• TASK REQUIREMENTS:
The data below is to be returned in full and exactly.

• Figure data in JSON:

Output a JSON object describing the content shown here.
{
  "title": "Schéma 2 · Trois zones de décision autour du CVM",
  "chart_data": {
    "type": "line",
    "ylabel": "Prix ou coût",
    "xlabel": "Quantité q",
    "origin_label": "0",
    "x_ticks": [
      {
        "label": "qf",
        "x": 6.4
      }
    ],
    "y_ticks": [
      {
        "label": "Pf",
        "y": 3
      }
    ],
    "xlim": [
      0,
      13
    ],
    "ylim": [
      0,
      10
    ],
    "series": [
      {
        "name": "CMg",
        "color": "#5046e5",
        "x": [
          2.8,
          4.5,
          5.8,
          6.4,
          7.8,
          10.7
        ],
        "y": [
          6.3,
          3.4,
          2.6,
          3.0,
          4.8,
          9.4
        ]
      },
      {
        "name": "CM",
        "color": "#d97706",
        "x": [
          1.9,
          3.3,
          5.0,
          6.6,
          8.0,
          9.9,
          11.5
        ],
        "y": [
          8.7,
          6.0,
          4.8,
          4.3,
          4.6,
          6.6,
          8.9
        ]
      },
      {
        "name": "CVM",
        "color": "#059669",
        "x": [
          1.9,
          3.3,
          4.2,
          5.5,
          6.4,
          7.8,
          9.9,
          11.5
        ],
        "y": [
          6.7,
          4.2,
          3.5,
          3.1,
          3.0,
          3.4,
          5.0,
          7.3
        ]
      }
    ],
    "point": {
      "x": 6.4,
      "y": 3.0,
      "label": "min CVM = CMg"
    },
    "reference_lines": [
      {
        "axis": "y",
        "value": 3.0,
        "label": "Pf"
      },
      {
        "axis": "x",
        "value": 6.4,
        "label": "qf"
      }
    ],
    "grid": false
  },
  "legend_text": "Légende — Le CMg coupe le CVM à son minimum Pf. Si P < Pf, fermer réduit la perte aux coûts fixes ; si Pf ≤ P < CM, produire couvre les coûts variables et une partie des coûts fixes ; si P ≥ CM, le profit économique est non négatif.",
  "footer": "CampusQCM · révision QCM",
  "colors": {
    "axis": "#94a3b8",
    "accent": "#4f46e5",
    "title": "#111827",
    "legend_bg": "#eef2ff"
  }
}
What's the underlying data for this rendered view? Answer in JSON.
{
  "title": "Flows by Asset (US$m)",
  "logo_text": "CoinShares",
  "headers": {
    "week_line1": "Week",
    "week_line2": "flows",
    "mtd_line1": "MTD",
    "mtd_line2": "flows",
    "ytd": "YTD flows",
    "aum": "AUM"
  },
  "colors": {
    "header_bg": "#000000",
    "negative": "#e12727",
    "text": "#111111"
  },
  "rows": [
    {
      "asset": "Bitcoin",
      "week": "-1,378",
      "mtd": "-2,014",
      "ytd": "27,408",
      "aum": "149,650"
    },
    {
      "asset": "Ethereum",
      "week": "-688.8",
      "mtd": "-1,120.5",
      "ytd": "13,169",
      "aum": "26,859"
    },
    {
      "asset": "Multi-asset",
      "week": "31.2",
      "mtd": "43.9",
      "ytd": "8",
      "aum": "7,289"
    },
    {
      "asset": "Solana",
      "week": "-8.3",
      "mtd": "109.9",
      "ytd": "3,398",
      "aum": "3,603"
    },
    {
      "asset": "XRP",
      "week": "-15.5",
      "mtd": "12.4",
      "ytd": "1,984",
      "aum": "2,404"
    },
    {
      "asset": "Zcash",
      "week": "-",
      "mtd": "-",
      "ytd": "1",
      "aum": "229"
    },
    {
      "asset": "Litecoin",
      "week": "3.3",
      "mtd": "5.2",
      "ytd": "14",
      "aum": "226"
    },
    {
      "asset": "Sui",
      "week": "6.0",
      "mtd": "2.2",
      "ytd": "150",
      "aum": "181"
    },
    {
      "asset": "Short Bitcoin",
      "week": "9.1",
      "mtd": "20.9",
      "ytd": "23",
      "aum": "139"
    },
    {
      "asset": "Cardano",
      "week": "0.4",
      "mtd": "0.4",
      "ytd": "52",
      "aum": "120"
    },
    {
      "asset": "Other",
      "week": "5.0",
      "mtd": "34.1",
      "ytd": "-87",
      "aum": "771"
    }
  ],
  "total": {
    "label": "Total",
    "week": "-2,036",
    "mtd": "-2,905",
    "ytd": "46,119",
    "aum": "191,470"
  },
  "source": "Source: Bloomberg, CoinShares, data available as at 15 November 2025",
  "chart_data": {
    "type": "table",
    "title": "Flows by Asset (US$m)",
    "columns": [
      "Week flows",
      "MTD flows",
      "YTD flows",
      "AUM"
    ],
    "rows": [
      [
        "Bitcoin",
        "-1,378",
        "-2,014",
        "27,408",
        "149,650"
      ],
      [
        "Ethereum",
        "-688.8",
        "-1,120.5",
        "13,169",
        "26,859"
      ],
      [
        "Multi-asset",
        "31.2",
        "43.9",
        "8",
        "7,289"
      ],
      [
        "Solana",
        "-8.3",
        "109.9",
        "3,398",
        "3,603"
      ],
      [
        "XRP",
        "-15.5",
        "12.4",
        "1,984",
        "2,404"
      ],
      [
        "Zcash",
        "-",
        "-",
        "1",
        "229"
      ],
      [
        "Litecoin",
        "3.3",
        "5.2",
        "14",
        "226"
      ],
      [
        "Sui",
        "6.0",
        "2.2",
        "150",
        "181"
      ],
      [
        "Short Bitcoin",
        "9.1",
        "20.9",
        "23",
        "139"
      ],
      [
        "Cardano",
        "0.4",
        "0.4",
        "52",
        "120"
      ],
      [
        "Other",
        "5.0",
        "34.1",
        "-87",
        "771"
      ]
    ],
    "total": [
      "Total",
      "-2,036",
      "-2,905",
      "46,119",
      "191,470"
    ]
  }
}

• RESULT OF THIS TASK:
Output a JSON object describing the content shown here.
{
  "title": "Schéma 2 · Trois zones de décision autour du CVM",
  "chart_data": {
    "type": "line",
    "ylabel": "Prix ou coût",
    "xlabel": "Quantité q",
    "origin_label": "0",
    "x_ticks": [
      {
        "label": "qf",
        "x": 6.4
      }
    ],
    "y_ticks": [
      {
        "label": "Pf",
        "y": 3
      }
    ],
    "xlim": [
      0,
      13
    ],
    "ylim": [
      0,
      10
    ],
    "series": [
      {
        "name": "CMg",
        "color": "#5046e5",
        "x": [
          2.8,
          4.5,
          5.8,
          6.4,
          7.8,
          10.7
        ],
        "y": [
          6.3,
          3.4,
          2.6,
          3.0,
          4.8,
          9.4
        ]
      },
      {
        "name": "CM",
        "color": "#d97706",
        "x": [
          1.9,
          3.3,
          5.0,
          6.6,
          8.0,
          9.9,
          11.5
        ],
        "y": [
          8.7,
          6.0,
          4.8,
          4.3,
          4.6,
          6.6,
          8.9
        ]
      },
      {
        "name": "CVM",
        "color": "#059669",
        "x": [
          1.9,
          3.3,
          4.2,
          5.5,
          6.4,
          7.8,
          9.9,
          11.5
        ],
        "y": [
          6.7,
          4.2,
          3.5,
          3.1,
          3.0,
          3.4,
          5.0,
          7.3
        ]
      }
    ],
    "point": {
      "x": 6.4,
      "y": 3.0,
      "label": "min CVM = CMg"
    },
    "reference_lines": [
      {
        "axis": "y",
        "value": 3.0,
        "label": "Pf"
      },
      {
        "axis": "x",
        "value": 6.4,
        "label": "qf"
      }
    ],
    "grid": false
  },
  "legend_text": "Légende — Le CMg coupe le CVM à son minimum Pf. Si P < Pf, fermer réduit la perte aux coûts fixes ; si Pf ≤ P < CM, produire couvre les coûts variables et une partie des coûts fixes ; si P ≥ CM, le profit économique est non négatif.",
  "footer": "CampusQCM · révision QCM",
  "colors": {
    "axis": "#94a3b8",
    "accent": "#4f46e5",
    "title": "#111827",
    "legend_bg": "#eef2ff"
  }
}
What's the underlying data for this rendered view? Answer in JSON.
{
  "title": "Flows by Asset (US$m)",
  "logo_text": "CoinShares",
  "headers": {
    "week_line1": "Week",
    "week_line2": "flows",
    "mtd_line1": "MTD",
    "mtd_line2": "flows",
    "ytd": "YTD flows",
    "aum": "AUM"
  },
  "colors": {
    "header_bg": "#000000",
    "negative": "#e12727",
    "text": "#111111"
  },
  "rows": [
    {
      "asset": "Bitcoin",
      "week": "-1,378",
      "mtd": "-2,014",
      "ytd": "27,408",
      "aum": "149,650"
    },
    {
      "asset": "Ethereum",
      "week": "-688.8",
      "mtd": "-1,120.5",
      "ytd": "13,169",
      "aum": "26,859"
    },
    {
      "asset": "Multi-asset",
      "week": "31.2",
      "mtd": "43.9",
      "ytd": "8",
      "aum": "7,289"
    },
    {
      "asset": "Solana",
      "week": "-8.3",
      "mtd": "109.9",
      "ytd": "3,398",
      "aum": "3,603"
    },
    {
      "asset": "XRP",
      "week": "-15.5",
      "mtd": "12.4",
      "ytd": "1,984",
      "aum": "2,404"
    },
    {
      "asset": "Zcash",
      "week": "-",
      "mtd": "-",
      "ytd": "1",
      "aum": "229"
    },
    {
      "asset": "Litecoin",
      "week": "3.3",
      "mtd": "5.2",
      "ytd": "14",
      "aum": "226"
    },
    {
      "asset": "Sui",
      "week": "6.0",
      "mtd": "2.2",
      "ytd": "150",
      "aum": "181"
    },
    {
      "asset": "Short Bitcoin",
      "week": "9.1",
      "mtd": "20.9",
      "ytd": "23",
      "aum": "139"
    },
    {
      "asset": "Cardano",
      "week": "0.4",
      "mtd": "0.4",
      "ytd": "52",
      "aum": "120"
    },
    {
      "asset": "Other",
      "week": "5.0",
      "mtd": "34.1",
      "ytd": "-87",
      "aum": "771"
    }
  ],
  "total": {
    "label": "Total",
    "week": "-2,036",
    "mtd": "-2,905",
    "ytd": "46,119",
    "aum": "191,470"
  },
  "source": "Source: Bloomberg, CoinShares, data available as at 15 November 2025",
  "chart_data": {
    "type": "table",
    "title": "Flows by Asset (US$m)",
    "columns": [
      "Week flows",
      "MTD flows",
      "YTD flows",
      "AUM"
    ],
    "rows": [
      [
        "Bitcoin",
        "-1,378",
        "-2,014",
        "27,408",
        "149,650"
      ],
      [
        "Ethereum",
        "-688.8",
        "-1,120.5",
        "13,169",
        "26,859"
      ],
      [
        "Multi-asset",
        "31.2",
        "43.9",
        "8",
        "7,289"
      ],
      [
        "Solana",
        "-8.3",
        "109.9",
        "3,398",
        "3,603"
      ],
      [
        "XRP",
        "-15.5",
        "12.4",
        "1,984",
        "2,404"
      ],
      [
        "Zcash",
        "-",
        "-",
        "1",
        "229"
      ],
      [
        "Litecoin",
        "3.3",
        "5.2",
        "14",
        "226"
      ],
      [
        "Sui",
        "6.0",
        "2.2",
        "150",
        "181"
      ],
      [
        "Short Bitcoin",
        "9.1",
        "20.9",
        "23",
        "139"
      ],
      [
        "Cardano",
        "0.4",
        "0.4",
        "52",
        "120"
      ],
      [
        "Other",
        "5.0",
        "34.1",
        "-87",
        "771"
      ]
    ],
    "total": [
      "Total",
      "-2,036",
      "-2,905",
      "46,119",
      "191,470"
    ]
  }
}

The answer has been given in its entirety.